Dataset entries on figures
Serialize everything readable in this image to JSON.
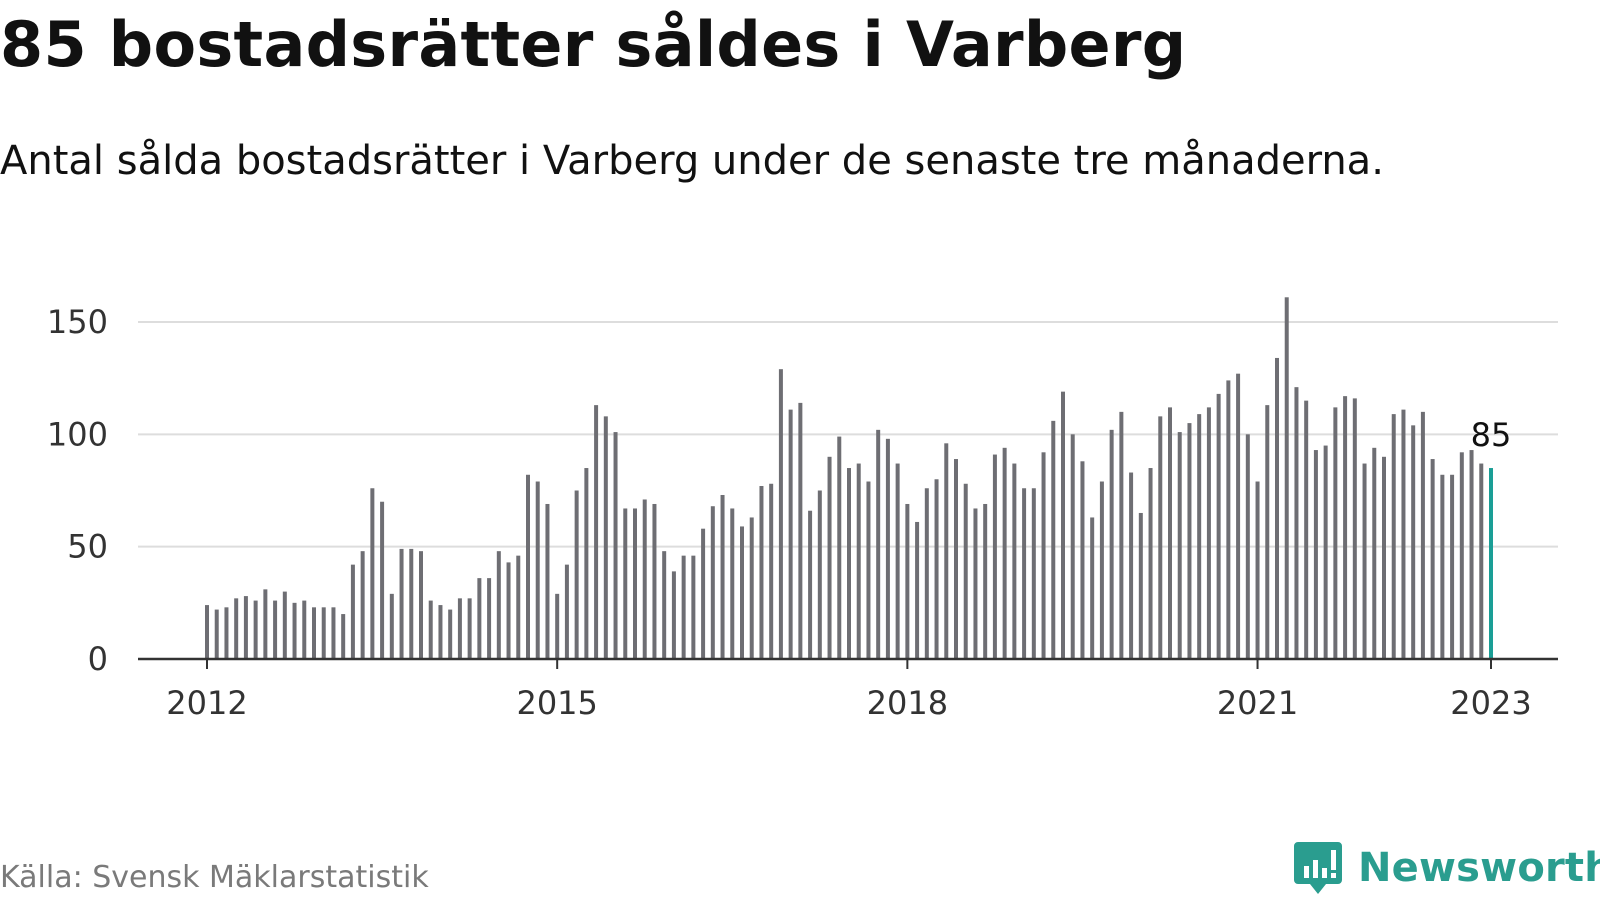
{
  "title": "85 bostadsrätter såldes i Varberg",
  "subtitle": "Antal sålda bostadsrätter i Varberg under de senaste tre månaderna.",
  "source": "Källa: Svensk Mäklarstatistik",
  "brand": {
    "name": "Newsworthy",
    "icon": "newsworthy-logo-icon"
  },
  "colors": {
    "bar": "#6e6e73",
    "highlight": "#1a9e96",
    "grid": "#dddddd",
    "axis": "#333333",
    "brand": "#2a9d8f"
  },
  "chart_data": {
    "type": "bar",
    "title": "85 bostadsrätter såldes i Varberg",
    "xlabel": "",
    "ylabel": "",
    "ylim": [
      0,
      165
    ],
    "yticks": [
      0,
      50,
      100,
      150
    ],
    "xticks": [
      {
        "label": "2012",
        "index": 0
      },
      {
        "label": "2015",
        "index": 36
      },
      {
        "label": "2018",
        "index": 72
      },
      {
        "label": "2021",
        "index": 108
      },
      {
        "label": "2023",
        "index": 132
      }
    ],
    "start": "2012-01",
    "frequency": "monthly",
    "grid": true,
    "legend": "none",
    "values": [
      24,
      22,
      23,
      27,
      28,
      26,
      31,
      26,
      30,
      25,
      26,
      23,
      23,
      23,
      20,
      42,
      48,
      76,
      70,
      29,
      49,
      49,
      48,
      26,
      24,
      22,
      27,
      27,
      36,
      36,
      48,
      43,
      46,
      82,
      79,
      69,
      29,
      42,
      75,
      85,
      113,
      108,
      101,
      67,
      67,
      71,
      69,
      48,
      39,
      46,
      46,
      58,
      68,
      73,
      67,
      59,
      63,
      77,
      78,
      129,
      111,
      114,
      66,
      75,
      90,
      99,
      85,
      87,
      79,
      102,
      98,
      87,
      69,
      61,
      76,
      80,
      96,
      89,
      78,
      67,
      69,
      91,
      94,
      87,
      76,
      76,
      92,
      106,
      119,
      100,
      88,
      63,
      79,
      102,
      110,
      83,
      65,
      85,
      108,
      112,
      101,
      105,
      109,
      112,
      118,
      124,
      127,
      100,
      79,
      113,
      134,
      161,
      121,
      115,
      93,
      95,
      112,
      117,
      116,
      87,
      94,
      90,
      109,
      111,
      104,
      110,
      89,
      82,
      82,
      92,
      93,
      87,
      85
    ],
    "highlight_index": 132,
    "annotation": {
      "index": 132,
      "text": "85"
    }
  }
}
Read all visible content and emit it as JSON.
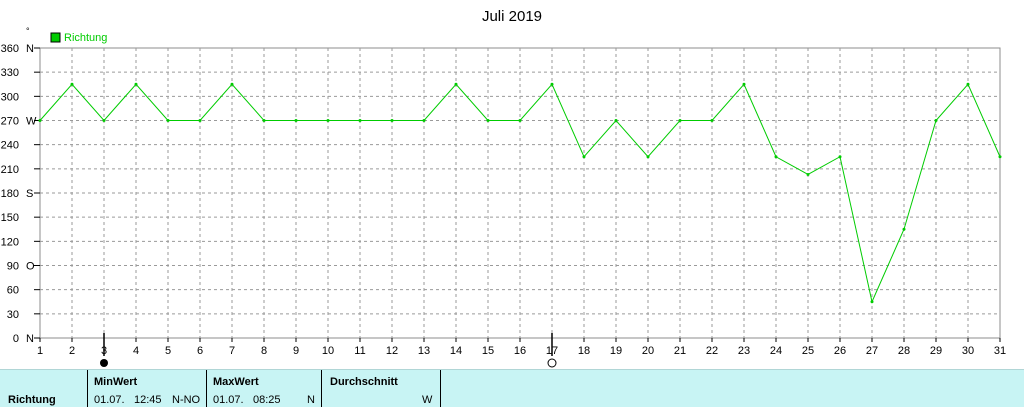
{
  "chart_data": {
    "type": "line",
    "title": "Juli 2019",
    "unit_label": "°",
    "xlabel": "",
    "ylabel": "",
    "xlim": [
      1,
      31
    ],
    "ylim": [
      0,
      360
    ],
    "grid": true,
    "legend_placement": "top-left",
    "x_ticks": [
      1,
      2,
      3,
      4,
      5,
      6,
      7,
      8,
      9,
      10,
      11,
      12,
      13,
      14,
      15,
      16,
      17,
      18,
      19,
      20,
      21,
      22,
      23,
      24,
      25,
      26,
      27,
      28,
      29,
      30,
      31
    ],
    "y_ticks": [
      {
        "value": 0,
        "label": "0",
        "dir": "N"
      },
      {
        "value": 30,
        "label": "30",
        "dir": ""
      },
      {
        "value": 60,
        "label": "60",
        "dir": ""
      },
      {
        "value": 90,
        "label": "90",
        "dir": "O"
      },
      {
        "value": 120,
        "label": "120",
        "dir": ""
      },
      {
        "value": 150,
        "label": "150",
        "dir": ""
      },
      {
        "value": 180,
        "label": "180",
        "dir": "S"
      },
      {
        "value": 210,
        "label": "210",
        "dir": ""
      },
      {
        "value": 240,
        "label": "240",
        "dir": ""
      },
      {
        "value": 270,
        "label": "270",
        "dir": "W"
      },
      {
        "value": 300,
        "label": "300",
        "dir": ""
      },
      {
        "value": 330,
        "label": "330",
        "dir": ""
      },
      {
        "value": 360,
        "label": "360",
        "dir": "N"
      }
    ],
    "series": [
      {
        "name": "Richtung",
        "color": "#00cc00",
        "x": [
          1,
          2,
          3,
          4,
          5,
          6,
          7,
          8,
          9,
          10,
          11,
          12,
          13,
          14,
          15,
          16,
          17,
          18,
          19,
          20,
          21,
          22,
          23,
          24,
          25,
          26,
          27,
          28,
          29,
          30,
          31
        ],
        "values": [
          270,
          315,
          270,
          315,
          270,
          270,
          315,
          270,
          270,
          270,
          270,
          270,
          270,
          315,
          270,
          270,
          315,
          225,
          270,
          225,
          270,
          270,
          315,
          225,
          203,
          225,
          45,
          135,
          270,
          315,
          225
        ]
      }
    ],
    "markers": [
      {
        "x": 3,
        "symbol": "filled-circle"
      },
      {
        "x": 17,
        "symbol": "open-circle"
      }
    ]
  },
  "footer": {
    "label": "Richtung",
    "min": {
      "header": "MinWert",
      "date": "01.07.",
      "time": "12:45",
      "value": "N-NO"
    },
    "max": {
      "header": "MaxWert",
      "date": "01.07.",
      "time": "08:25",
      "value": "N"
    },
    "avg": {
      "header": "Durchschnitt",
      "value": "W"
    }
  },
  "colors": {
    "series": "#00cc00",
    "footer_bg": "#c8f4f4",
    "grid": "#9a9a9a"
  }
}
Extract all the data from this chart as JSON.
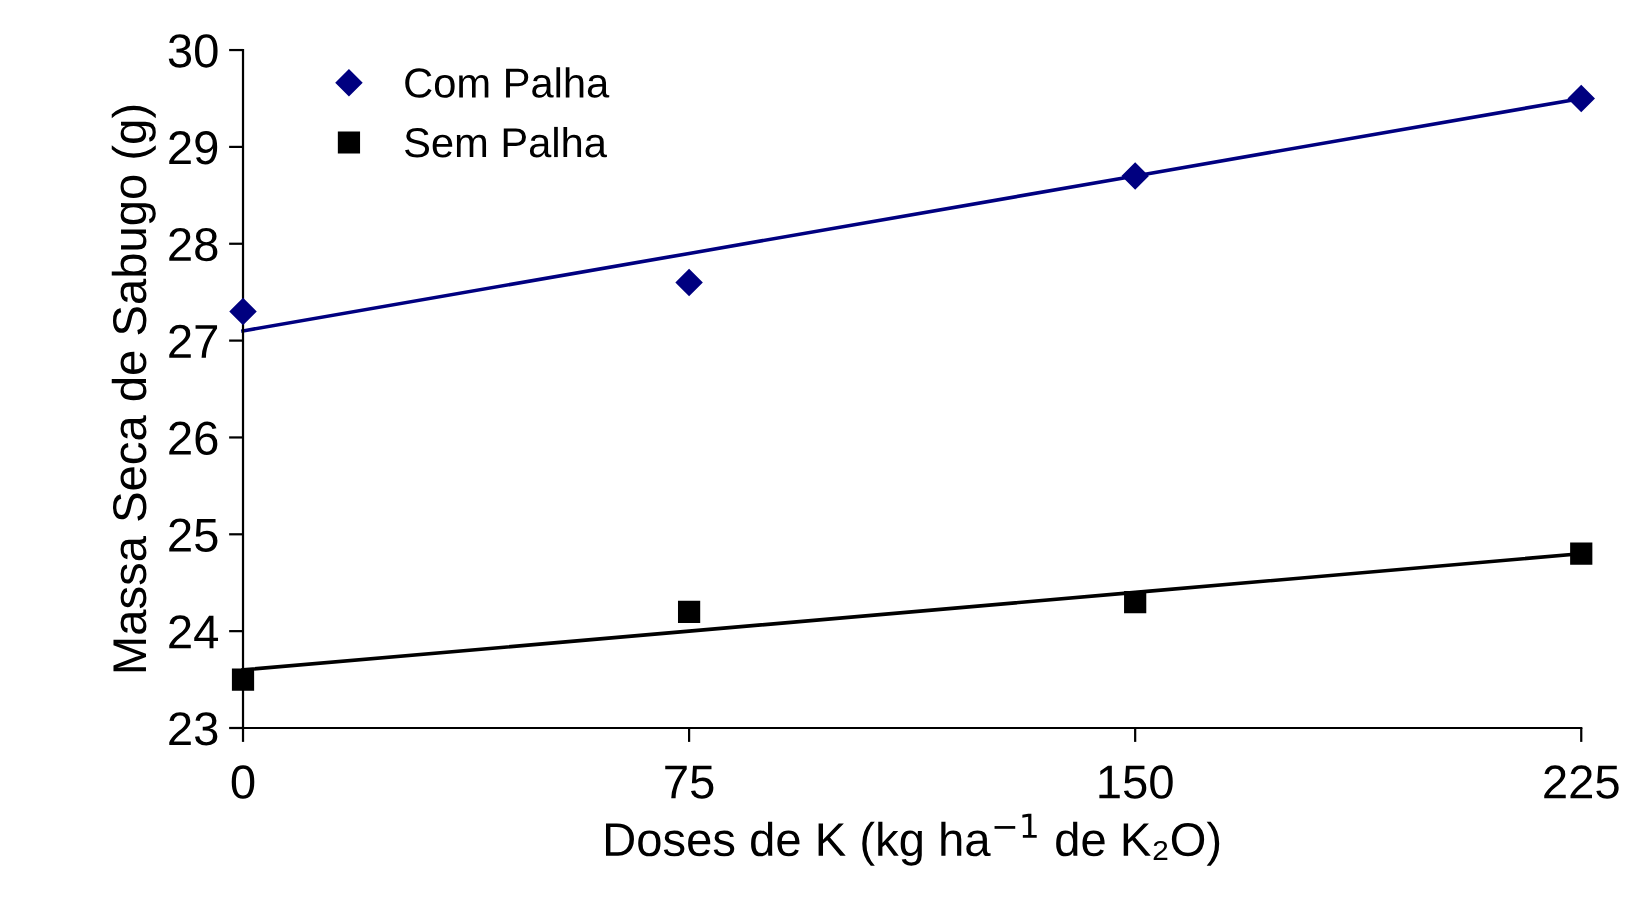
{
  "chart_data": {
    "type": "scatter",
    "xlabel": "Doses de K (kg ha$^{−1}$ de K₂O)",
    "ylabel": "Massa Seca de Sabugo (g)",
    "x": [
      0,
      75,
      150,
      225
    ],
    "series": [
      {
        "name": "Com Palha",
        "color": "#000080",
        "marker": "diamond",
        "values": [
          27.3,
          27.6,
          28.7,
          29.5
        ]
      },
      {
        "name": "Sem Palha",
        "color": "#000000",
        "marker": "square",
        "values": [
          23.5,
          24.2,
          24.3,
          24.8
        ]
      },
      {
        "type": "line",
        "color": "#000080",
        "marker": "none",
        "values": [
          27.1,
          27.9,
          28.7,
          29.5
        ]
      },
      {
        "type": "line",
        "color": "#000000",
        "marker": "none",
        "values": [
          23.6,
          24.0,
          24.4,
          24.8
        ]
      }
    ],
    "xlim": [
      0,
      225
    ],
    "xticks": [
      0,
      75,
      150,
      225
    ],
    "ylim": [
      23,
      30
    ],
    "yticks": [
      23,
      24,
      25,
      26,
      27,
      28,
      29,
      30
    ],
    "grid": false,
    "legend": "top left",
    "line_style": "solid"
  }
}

Short exercise -
Filter for "circle". Return all lines that hold it.

Written response -
        "symbol": "filled-circle"
        "symbol": "open-circle"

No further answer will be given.